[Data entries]
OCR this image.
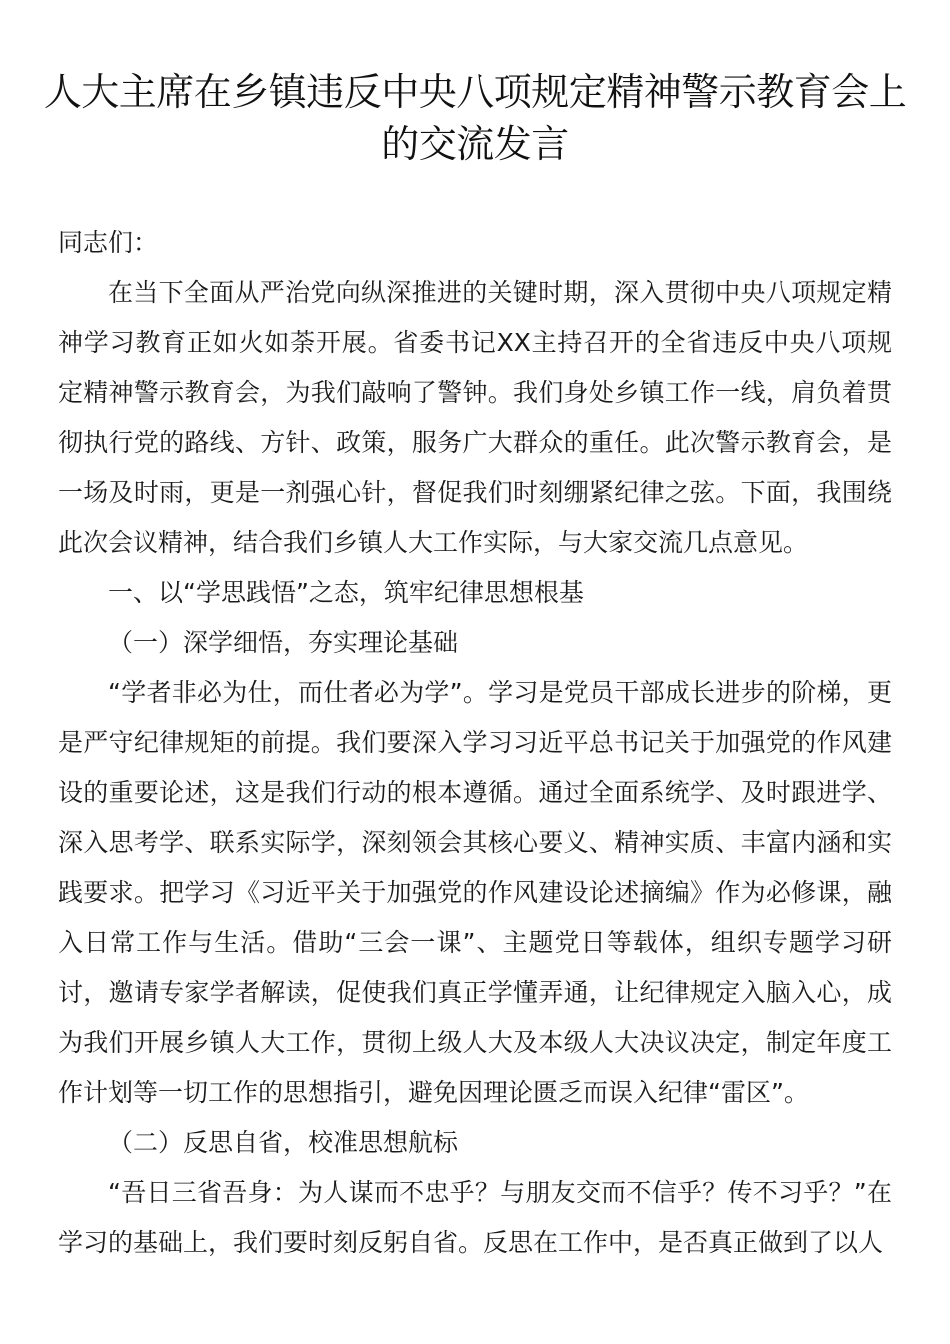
人大主席在乡镇违反中央八项规定精神警示教育会上的交流发言

同志们：

在当下全面从严治党向纵深推进的关键时期，深入贯彻中央八项规定精神学习教育正如火如荼开展。省委书记XX主持召开的全省违反中央八项规定精神警示教育会，为我们敲响了警钟。我们身处乡镇工作一线，肩负着贯彻执行党的路线、方针、政策，服务广大群众的重任。此次警示教育会，是一场及时雨，更是一剂强心针，督促我们时刻绷紧纪律之弦。下面，我围绕此次会议精神，结合我们乡镇人大工作实际，与大家交流几点意见。

一、以“学思践悟”之态，筑牢纪律思想根基

（一）深学细悟，夯实理论基础

“学者非必为仕，而仕者必为学”。学习是党员干部成长进步的阶梯，更是严守纪律规矩的前提。我们要深入学习习近平总书记关于加强党的作风建设的重要论述，这是我们行动的根本遵循。通过全面系统学、及时跟进学、深入思考学、联系实际学，深刻领会其核心要义、精神实质、丰富内涵和实践要求。把学习《习近平关于加强党的作风建设论述摘编》作为必修课，融入日常工作与生活。借助“三会一课”、主题党日等载体，组织专题学习研讨，邀请专家学者解读，促使我们真正学懂弄通，让纪律规定入脑入心，成为我们开展乡镇人大工作，贯彻上级人大及本级人大决议决定，制定年度工作计划等一切工作的思想指引，避免因理论匮乏而误入纪律“雷区”。

（二）反思自省，校准思想航标

“吾日三省吾身：为人谋而不忠乎？与朋友交而不信乎？传不习乎？”在学习的基础上，我们要时刻反躬自省。反思在工作中，是否真正做到了以人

What you are asked to do
Exclude every picture and copy the remaining data exactly.

Response to this task
OCR this image.
人大主席在乡镇违反中央八项规定精神警示教育会上的交流发言

同志们：

在当下全面从严治党向纵深推进的关键时期，深入贯彻中央八项规定精神学习教育正如火如荼开展。省委书记XX主持召开的全省违反中央八项规定精神警示教育会，为我们敲响了警钟。我们身处乡镇工作一线，肩负着贯彻执行党的路线、方针、政策，服务广大群众的重任。此次警示教育会，是一场及时雨，更是一剂强心针，督促我们时刻绷紧纪律之弦。下面，我围绕此次会议精神，结合我们乡镇人大工作实际，与大家交流几点意见。

一、以“学思践悟”之态，筑牢纪律思想根基

（一）深学细悟，夯实理论基础

“学者非必为仕，而仕者必为学”。学习是党员干部成长进步的阶梯，更是严守纪律规矩的前提。我们要深入学习习近平总书记关于加强党的作风建设的重要论述，这是我们行动的根本遵循。通过全面系统学、及时跟进学、深入思考学、联系实际学，深刻领会其核心要义、精神实质、丰富内涵和实践要求。把学习《习近平关于加强党的作风建设论述摘编》作为必修课，融入日常工作与生活。借助“三会一课”、主题党日等载体，组织专题学习研讨，邀请专家学者解读，促使我们真正学懂弄通，让纪律规定入脑入心，成为我们开展乡镇人大工作，贯彻上级人大及本级人大决议决定，制定年度工作计划等一切工作的思想指引，避免因理论匮乏而误入纪律“雷区”。

（二）反思自省，校准思想航标

“吾日三省吾身：为人谋而不忠乎？与朋友交而不信乎？传不习乎？”在学习的基础上，我们要时刻反躬自省。反思在工作中，是否真正做到了以人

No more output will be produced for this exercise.